La CJUE s’oppose à la conservation généralisée et indifférenciée des données de connexion

Affaires C-623/17, C-511/18, C-512/18 et C-520/18

La CJUE s’oppose à une réglementation nationale prévoyant la conservation généralisée et indifférenciée des données de connexion à des fins de sauvegarde de la sécurité nationale et de lutte contre la criminalité.

Aux termes de plusieurs arrêts du 6 octobre 2020, la Cour de Justice de l’Union Européenne (ci-après la « CJUE ») s’oppose à la conservation généralisée et indifférenciée des données de connexion par les fournisseurs de services de communications électroniques et à leur transmission aux autorités nationales de sécurité et de renseignement. 
 
Il est à noter que ces arrêts se positionnent dans la lignée d’un arrêt remarqué du 21 décembre 2016, l’arrêt « Tel2 Sverige et Watson », aux termes duquel la CJUE avait estimé que les Etats membres ne pouvaient imposer aux fournisseurs de services de communications électroniques une obligation de conservation généralisée et indifférenciée des données dites de connexion.

— DONNÉES ENREGISTRÉES —
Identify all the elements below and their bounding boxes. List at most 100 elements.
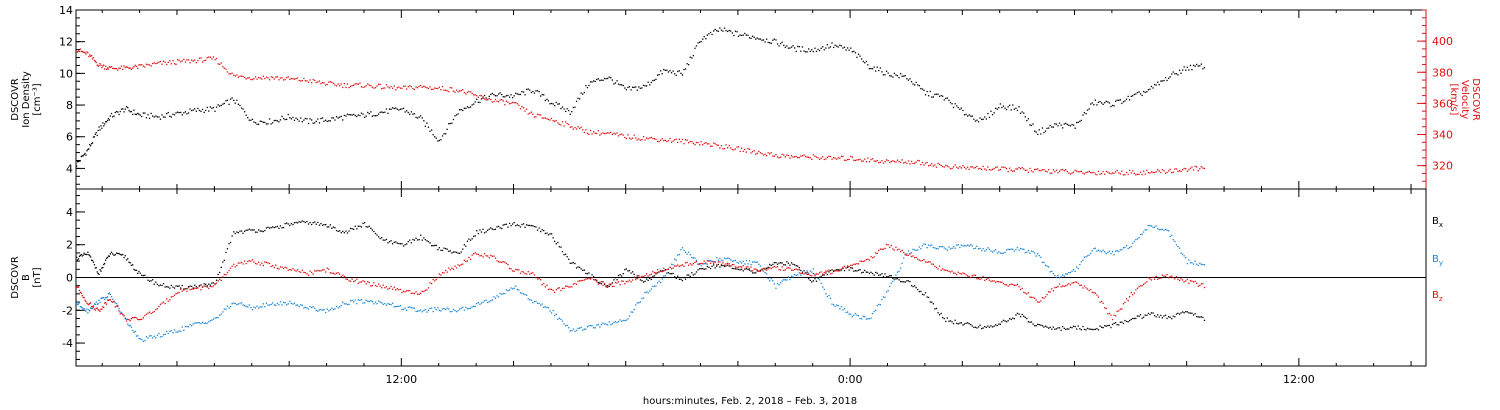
data-point [97,303,99,305]
data-point [647,275,649,277]
data-point [636,275,638,277]
data-point [76,51,78,53]
data-point [603,132,606,135]
data-point [903,281,905,283]
data-point [836,45,838,47]
data-point [624,283,626,285]
data-point [822,273,824,275]
data-point [376,234,378,236]
data-point [580,92,582,94]
data-point [532,302,534,304]
data-point [1186,278,1188,281]
data-point [753,150,755,152]
data-point [128,319,130,321]
data-point [432,245,434,247]
data-point [420,292,422,294]
data-point [198,285,201,287]
data-point [264,261,266,263]
data-point [619,84,621,86]
data-point [1051,172,1053,174]
data-point [332,82,335,84]
data-point [490,93,492,96]
data-point [1044,130,1047,132]
data-point [756,152,758,154]
data-point [440,274,442,276]
data-point [122,253,124,256]
data-point [923,164,925,166]
data-point [365,283,367,285]
data-point [751,272,754,274]
data-point [220,266,222,268]
data-point [292,116,294,119]
data-point [1080,329,1082,331]
data-point [473,94,475,96]
data-point [328,81,330,83]
data-point [1097,170,1100,172]
data-point [758,263,760,265]
data-point [1149,172,1151,174]
data-point [837,157,839,159]
data-point [259,120,261,122]
data-point [658,74,660,76]
data-point [692,55,694,57]
data-point [1023,315,1025,317]
data-point [1192,263,1195,265]
data-point [901,281,903,283]
data-point [1055,328,1058,330]
data-point [379,237,381,240]
data-point [675,74,677,76]
data-point [1155,171,1157,173]
data-point [550,233,553,235]
data-point [775,154,777,156]
data-point [501,227,503,230]
data-point [952,246,955,248]
data-point [360,112,363,114]
data-point [1194,280,1196,283]
data-point [153,62,155,64]
data-point [1141,233,1143,235]
data-point [977,248,980,250]
data-point [697,42,699,44]
data-point [956,322,958,324]
data-point [460,251,462,253]
data-point [853,270,855,272]
data-point [211,319,213,321]
data-point [952,106,955,109]
data-point [184,326,187,328]
data-point [739,34,741,36]
data-point [284,266,286,268]
data-point [624,268,626,271]
data-point [170,116,172,118]
data-point [575,128,578,130]
data-point [1121,170,1123,172]
data-point [96,64,98,66]
data-point [1164,228,1167,231]
data-point [857,263,860,265]
data-point [228,73,230,75]
data-point [449,250,451,252]
data-point [847,266,849,268]
data-point [1118,324,1120,326]
data-point [1024,116,1026,118]
data-point [267,226,269,228]
data-point [480,98,483,100]
data-point [198,322,201,324]
data-point [956,273,958,276]
data-point [209,56,211,58]
data-point [164,61,166,63]
data-point [104,302,106,304]
data-point [962,245,964,247]
data-point [993,325,995,327]
data-point [1058,277,1061,279]
data-point [1083,173,1086,175]
data-point [354,83,356,85]
data-point [413,292,416,295]
data-point [438,139,440,142]
data-point [396,108,398,110]
data-point [965,168,967,170]
data-point [608,76,610,78]
data-point [78,289,81,292]
data-point [856,270,858,272]
data-point [739,269,741,271]
data-point [1052,126,1054,128]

— ÉNONCÉ DU TRAVAIL 1 —
Reformulez plus brièvement le paragraphe de l'extrait à lire qui commence par « Il est à noter que ces arrêts », sans perdre ses faits principaux.
— ÉNONCÉ DU TRAVAIL 2 —
Rédigez la suite de l'extrait sur la conservation des données de connexion, à partir de sa dernière phrase.
Les enregistrements proviennent d'une autre source que l'extrait.

— RÉPONSE RÉDIGÉE 1 —
Ces arrêts prolongent l'arrêt « Tel2 Sverige et Watson » du 21 décembre 2016. Dans cet arrêt, la CJUE avait jugé que les États membres ne pouvaient pas obliger les fournisseurs de services de communications électroniques à conserver de façon généralisée et indifférenciée les données de connexion.

— RÉPONSE RÉDIGÉE 2 —
 
A titre liminaire, il convient de préciser que les données visées recouvrent « celles qui sont nécessaires pour retrouver la source d’une communication et la destination de celle-ci, déterminer la date, l’heure, la durée et le type de la communication, identifier le matériel de communication utilisé ainsi que localiser les équipements terminaux et les communications, données au nombre desquelles figurent, notamment, le nom et l’adresse de l’utilisateur, les numéros de téléphone de l’appelant et de l’appelé ainsi que l’adresse IP pour les services Internet ». La CJUE rappelle dans ce contexte que sont exclus les contenus desdites communications.  
 
La CJUE se fonde ainsi sur la directive 2002/58/CE du 12 juillet 2002 dite « Vie privée et communications électroniques » ou « e-Privacy » (ci-après la « Directive ») et rappelle que ce texte a pour dessein d’assurer un niveau de protection suffisant des droits fondamentaux dans le secteur des communications électroniques notamment eu égard « à la capacité accrue de stockage et de traitement automatisés de données relatives aux abonnés et aux utilisateurs. »
 
L’article 5 de la Directive consacre en effet le principe de confidentialité tant des communications électroniques que des données relatives au trafic y afférentes, et l’interdiction à toute autre personne autre que les utilisateurs de stocker ces communications et données, sans leur consentement.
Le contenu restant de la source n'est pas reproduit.